**Exercise:** Reproduce each of the lines word for word.

(Stored records)
..............................
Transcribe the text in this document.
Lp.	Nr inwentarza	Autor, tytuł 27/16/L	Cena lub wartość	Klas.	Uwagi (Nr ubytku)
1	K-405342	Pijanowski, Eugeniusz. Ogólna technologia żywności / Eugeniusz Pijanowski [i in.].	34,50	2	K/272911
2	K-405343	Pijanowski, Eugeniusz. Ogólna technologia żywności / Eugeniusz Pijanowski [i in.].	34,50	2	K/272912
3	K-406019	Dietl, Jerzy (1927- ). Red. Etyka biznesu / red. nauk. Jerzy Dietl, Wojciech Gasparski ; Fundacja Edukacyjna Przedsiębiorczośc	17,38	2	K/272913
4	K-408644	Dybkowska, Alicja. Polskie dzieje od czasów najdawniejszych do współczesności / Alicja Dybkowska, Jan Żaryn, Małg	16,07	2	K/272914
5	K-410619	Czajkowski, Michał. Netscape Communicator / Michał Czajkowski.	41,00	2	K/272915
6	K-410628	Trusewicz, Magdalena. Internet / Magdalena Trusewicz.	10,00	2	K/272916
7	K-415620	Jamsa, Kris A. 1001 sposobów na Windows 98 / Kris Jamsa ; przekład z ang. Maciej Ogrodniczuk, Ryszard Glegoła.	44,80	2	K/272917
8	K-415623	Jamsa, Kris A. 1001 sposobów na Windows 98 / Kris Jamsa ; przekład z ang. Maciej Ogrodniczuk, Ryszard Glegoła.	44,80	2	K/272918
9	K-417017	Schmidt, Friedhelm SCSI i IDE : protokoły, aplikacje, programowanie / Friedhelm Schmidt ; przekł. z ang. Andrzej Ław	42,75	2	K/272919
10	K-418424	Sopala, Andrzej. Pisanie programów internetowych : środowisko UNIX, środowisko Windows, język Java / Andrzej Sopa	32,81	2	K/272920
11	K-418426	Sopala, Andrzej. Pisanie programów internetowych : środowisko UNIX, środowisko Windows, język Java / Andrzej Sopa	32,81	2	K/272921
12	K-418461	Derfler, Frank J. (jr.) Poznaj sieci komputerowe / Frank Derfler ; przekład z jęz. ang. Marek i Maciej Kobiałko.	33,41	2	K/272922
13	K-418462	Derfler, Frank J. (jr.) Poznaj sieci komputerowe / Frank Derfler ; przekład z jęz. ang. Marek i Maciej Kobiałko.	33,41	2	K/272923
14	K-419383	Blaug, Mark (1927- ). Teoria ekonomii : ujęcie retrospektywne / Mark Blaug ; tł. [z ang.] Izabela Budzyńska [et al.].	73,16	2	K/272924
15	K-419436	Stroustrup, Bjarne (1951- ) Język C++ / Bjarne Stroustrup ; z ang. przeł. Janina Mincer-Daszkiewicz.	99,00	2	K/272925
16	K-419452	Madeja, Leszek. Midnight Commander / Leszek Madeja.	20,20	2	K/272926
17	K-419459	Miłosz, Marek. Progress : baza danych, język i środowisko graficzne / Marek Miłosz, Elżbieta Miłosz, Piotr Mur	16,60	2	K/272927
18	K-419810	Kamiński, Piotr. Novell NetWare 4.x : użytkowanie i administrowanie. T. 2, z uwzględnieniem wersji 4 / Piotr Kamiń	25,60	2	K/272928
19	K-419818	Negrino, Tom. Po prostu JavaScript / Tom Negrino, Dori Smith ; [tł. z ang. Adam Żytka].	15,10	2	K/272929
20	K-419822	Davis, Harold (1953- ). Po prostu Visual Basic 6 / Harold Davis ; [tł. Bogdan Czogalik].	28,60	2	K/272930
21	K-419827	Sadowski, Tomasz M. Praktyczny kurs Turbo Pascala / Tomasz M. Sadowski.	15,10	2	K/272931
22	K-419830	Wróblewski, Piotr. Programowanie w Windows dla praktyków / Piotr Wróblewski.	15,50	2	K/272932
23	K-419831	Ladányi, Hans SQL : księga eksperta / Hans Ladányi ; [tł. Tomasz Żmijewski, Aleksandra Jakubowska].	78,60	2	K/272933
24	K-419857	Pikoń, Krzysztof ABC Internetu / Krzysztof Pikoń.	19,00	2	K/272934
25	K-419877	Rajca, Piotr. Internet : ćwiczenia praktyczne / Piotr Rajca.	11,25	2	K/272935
..............................
**Output for this exercise:**
Transcribe the text in this document.
Lp.	Nr inwentarza	Autor, tytuł 27/16/L	Cena lub wartość	Klas.	Uwagi (Nr ubytku)
1	K-405342	Pijanowski, Eugeniusz. Ogólna technologia żywności / Eugeniusz Pijanowski [i in.].	34,50	2	K/272911
2	K-405343	Pijanowski, Eugeniusz. Ogólna technologia żywności / Eugeniusz Pijanowski [i in.].	34,50	2	K/272912
3	K-406019	Dietl, Jerzy (1927- ). Red. Etyka biznesu / red. nauk. Jerzy Dietl, Wojciech Gasparski ; Fundacja Edukacyjna Przedsiębiorczośc	17,38	2	K/272913
4	K-408644	Dybkowska, Alicja. Polskie dzieje od czasów najdawniejszych do współczesności / Alicja Dybkowska, Jan Żaryn, Małg	16,07	2	K/272914
5	K-410619	Czajkowski, Michał. Netscape Communicator / Michał Czajkowski.	41,00	2	K/272915
6	K-410628	Trusewicz, Magdalena. Internet / Magdalena Trusewicz.	10,00	2	K/272916
7	K-415620	Jamsa, Kris A. 1001 sposobów na Windows 98 / Kris Jamsa ; przekład z ang. Maciej Ogrodniczuk, Ryszard Glegoła.	44,80	2	K/272917
8	K-415623	Jamsa, Kris A. 1001 sposobów na Windows 98 / Kris Jamsa ; przekład z ang. Maciej Ogrodniczuk, Ryszard Glegoła.	44,80	2	K/272918
9	K-417017	Schmidt, Friedhelm SCSI i IDE : protokoły, aplikacje, programowanie / Friedhelm Schmidt ; przekł. z ang. Andrzej Ław	42,75	2	K/272919
10	K-418424	Sopala, Andrzej. Pisanie programów internetowych : środowisko UNIX, środowisko Windows, język Java / Andrzej Sopa	32,81	2	K/272920
11	K-418426	Sopala, Andrzej. Pisanie programów internetowych : środowisko UNIX, środowisko Windows, język Java / Andrzej Sopa	32,81	2	K/272921
12	K-418461	Derfler, Frank J. (jr.) Poznaj sieci komputerowe / Frank Derfler ; przekład z jęz. ang. Marek i Maciej Kobiałko.	33,41	2	K/272922
13	K-418462	Derfler, Frank J. (jr.) Poznaj sieci komputerowe / Frank Derfler ; przekład z jęz. ang. Marek i Maciej Kobiałko.	33,41	2	K/272923
14	K-419383	Blaug, Mark (1927- ). Teoria ekonomii : ujęcie retrospektywne / Mark Blaug ; tł. [z ang.] Izabela Budzyńska [et al.].	73,16	2	K/272924
15	K-419436	Stroustrup, Bjarne (1951- ) Język C++ / Bjarne Stroustrup ; z ang. przeł. Janina Mincer-Daszkiewicz.	99,00	2	K/272925
16	K-419452	Madeja, Leszek. Midnight Commander / Leszek Madeja.	20,20	2	K/272926
17	K-419459	Miłosz, Marek. Progress : baza danych, język i środowisko graficzne / Marek Miłosz, Elżbieta Miłosz, Piotr Mur	16,60	2	K/272927
18	K-419810	Kamiński, Piotr. Novell NetWare 4.x : użytkowanie i administrowanie. T. 2, z uwzględnieniem wersji 4 / Piotr Kamiń	25,60	2	K/272928
19	K-419818	Negrino, Tom. Po prostu JavaScript / Tom Negrino, Dori Smith ; [tł. z ang. Adam Żytka].	15,10	2	K/272929
20	K-419822	Davis, Harold (1953- ). Po prostu Visual Basic 6 / Harold Davis ; [tł. Bogdan Czogalik].	28,60	2	K/272930
21	K-419827	Sadowski, Tomasz M. Praktyczny kurs Turbo Pascala / Tomasz M. Sadowski.	15,10	2	K/272931
22	K-419830	Wróblewski, Piotr. Programowanie w Windows dla praktyków / Piotr Wróblewski.	15,50	2	K/272932
23	K-419831	Ladányi, Hans SQL : księga eksperta / Hans Ladányi ; [tł. Tomasz Żmijewski, Aleksandra Jakubowska].	78,60	2	K/272933
24	K-419857	Pikoń, Krzysztof ABC Internetu / Krzysztof Pikoń.	19,00	2	K/272934
25	K-419877	Rajca, Piotr. Internet : ćwiczenia praktyczne / Piotr Rajca.	11,25	2	K/272935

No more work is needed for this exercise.